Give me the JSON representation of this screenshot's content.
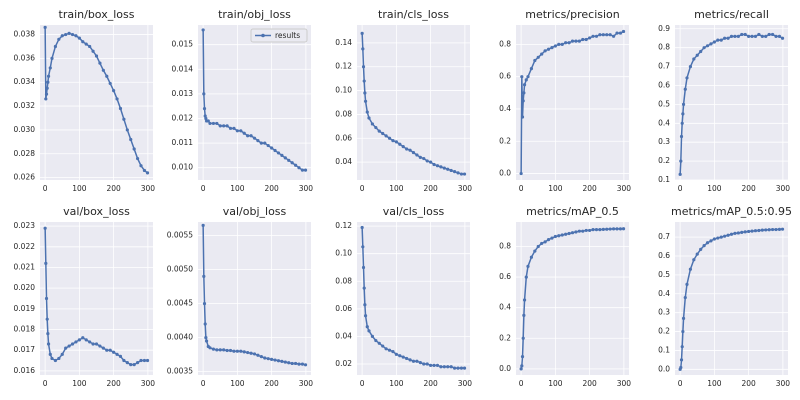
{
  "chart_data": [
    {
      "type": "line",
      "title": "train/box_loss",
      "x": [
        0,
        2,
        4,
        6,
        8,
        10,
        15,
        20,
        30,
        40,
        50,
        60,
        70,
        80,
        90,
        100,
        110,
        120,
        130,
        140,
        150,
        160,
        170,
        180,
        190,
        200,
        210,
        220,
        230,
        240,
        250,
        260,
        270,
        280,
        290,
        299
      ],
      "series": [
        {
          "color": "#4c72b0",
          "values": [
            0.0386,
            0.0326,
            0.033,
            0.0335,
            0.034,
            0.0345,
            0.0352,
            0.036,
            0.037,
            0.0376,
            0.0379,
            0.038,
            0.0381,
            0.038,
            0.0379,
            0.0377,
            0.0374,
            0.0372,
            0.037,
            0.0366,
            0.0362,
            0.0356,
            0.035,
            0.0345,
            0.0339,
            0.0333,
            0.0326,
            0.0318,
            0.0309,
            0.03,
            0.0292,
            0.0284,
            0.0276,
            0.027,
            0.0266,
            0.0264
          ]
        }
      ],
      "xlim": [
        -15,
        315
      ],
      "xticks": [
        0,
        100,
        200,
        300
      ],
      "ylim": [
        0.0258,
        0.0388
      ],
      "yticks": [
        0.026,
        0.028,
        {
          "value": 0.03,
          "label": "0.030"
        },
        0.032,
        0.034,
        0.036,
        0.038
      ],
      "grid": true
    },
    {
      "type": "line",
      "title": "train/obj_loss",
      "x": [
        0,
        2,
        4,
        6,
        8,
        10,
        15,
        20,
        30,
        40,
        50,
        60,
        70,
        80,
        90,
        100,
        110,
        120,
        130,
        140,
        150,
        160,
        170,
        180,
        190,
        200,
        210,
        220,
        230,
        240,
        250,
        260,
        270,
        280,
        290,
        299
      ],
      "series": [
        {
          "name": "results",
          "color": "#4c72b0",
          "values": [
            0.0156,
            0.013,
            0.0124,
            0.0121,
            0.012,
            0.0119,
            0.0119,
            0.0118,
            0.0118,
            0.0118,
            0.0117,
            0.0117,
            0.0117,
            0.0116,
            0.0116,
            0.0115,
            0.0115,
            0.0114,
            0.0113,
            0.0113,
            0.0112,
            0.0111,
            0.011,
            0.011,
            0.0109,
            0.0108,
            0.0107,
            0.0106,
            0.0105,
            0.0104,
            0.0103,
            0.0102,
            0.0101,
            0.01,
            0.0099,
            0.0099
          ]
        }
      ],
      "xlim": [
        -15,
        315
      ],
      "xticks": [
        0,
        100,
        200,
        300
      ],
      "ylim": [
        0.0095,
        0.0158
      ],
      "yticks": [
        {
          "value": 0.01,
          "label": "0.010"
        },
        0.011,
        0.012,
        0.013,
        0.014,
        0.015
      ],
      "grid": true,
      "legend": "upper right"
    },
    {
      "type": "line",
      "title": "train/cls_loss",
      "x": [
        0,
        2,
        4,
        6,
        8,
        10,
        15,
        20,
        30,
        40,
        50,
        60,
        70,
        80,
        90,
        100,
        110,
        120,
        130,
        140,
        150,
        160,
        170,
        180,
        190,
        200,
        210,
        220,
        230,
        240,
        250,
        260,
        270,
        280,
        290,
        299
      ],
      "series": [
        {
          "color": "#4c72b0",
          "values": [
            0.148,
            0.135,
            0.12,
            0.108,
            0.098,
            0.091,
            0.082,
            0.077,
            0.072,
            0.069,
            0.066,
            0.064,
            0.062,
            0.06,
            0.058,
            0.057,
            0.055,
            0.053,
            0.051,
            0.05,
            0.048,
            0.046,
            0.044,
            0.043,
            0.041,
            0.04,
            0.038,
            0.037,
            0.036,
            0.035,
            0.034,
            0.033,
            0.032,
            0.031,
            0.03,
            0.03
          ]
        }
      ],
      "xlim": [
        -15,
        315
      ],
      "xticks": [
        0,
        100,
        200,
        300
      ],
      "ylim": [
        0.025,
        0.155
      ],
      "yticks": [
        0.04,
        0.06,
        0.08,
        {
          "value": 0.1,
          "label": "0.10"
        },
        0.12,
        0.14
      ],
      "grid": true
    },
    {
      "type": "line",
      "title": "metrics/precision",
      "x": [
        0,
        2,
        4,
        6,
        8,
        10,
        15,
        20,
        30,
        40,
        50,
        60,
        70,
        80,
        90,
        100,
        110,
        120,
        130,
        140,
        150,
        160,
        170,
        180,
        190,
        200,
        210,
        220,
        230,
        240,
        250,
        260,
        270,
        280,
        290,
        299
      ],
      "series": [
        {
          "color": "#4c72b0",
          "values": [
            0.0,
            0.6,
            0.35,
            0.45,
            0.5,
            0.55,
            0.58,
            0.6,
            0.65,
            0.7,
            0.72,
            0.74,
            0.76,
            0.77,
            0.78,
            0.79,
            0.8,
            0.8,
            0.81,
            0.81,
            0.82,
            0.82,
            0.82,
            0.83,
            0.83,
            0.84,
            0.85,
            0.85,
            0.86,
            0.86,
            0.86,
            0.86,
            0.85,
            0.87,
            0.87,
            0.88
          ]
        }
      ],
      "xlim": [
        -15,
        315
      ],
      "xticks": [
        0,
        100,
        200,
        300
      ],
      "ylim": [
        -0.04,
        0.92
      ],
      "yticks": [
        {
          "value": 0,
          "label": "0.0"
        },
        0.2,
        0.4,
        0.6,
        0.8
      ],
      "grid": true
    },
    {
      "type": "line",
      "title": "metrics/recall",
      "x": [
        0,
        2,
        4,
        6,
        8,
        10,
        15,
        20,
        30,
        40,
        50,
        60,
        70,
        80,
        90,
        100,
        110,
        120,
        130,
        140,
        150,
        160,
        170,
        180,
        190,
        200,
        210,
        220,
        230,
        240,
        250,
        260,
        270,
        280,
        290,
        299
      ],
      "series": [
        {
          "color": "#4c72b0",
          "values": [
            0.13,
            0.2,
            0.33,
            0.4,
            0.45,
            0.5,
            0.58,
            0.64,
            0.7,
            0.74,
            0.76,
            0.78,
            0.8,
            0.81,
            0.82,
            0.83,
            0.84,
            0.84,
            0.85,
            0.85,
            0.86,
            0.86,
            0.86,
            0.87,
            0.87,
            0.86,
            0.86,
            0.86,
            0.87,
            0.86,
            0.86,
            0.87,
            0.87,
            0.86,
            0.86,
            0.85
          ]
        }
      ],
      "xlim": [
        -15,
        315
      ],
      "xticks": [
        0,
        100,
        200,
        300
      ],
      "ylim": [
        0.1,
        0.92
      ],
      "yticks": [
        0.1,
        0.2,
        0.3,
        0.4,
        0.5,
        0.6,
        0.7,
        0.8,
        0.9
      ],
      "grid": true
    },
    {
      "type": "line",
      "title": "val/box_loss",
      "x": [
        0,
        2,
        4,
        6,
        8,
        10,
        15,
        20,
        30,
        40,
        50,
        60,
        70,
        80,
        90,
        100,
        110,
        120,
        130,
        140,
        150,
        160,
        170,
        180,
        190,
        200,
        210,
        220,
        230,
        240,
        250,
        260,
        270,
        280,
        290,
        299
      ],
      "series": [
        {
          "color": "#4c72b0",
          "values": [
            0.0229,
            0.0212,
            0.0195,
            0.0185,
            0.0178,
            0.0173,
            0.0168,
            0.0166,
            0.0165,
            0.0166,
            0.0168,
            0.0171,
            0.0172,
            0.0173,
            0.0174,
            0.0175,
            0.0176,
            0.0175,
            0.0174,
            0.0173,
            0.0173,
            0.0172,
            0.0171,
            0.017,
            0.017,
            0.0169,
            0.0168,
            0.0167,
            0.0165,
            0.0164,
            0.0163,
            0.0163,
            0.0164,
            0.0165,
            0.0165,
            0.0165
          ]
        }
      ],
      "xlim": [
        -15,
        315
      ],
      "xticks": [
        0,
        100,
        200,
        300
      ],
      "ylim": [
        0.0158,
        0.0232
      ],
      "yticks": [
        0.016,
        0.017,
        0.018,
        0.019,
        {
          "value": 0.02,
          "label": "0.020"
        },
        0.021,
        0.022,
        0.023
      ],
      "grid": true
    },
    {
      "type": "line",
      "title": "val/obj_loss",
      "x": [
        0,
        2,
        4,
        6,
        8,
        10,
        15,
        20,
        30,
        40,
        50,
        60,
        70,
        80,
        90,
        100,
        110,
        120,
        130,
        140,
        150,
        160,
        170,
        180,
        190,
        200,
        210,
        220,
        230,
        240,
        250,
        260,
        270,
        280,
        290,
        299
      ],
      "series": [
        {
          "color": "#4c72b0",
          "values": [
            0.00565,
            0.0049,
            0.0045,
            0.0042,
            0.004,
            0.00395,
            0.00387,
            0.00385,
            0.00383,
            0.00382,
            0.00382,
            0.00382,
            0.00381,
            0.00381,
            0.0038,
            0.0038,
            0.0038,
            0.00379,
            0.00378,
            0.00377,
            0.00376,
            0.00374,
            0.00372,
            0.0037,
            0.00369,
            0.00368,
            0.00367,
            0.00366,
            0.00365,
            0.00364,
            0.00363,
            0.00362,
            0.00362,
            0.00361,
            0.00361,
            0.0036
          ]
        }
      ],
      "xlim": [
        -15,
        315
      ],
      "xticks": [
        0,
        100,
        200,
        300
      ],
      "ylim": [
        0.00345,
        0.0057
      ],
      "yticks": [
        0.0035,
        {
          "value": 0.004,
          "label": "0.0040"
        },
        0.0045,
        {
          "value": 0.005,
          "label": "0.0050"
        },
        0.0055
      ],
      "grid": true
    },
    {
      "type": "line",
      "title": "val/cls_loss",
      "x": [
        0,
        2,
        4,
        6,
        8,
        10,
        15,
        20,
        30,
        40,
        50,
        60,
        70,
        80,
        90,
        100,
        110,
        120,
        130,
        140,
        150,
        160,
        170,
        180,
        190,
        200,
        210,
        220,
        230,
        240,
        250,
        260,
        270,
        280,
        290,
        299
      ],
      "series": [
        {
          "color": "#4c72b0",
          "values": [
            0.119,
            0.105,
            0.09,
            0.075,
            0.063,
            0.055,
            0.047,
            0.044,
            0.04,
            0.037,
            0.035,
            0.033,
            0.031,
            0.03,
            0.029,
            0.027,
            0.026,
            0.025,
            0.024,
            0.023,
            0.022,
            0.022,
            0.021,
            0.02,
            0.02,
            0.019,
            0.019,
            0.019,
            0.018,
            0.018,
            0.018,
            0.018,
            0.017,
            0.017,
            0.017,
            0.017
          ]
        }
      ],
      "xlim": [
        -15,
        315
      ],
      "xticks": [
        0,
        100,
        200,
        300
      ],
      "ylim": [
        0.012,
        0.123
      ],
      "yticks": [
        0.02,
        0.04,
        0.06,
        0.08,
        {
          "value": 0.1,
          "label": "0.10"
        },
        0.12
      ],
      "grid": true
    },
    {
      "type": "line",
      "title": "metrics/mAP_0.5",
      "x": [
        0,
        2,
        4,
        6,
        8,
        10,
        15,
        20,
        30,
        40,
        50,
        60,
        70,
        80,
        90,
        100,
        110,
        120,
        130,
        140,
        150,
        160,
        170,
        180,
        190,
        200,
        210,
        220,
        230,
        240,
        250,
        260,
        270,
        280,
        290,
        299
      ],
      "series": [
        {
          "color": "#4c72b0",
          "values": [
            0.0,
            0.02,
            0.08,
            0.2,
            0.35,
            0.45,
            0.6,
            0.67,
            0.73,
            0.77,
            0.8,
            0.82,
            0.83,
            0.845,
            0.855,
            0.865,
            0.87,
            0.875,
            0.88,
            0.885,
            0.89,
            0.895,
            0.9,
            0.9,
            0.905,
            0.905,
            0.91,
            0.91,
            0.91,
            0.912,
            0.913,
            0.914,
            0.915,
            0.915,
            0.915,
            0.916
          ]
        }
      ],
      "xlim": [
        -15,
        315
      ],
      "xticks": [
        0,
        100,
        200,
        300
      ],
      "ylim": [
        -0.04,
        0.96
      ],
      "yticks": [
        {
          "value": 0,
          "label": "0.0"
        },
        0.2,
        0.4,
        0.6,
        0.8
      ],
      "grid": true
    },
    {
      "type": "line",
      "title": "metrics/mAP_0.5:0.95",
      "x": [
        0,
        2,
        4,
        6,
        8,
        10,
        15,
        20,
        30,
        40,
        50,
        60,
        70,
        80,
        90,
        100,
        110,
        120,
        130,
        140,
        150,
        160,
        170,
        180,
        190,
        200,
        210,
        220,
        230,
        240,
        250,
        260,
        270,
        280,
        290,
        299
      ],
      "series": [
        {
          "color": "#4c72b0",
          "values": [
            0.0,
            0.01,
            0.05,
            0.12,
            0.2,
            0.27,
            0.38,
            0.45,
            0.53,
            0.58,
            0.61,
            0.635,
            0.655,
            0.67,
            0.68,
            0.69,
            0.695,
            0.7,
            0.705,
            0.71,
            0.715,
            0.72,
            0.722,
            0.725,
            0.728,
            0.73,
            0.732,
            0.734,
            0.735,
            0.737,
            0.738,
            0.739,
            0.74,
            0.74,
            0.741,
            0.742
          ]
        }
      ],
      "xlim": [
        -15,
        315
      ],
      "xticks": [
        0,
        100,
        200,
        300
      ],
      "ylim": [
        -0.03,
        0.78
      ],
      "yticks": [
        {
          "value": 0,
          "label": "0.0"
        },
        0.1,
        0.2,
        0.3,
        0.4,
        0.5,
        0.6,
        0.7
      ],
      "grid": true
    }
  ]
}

Exercise task →
Pick out the lines that contain "train" and copy them.

Completed exercise →
      "title": "train/box_loss",
      "title": "train/obj_loss",
      "title": "train/cls_loss",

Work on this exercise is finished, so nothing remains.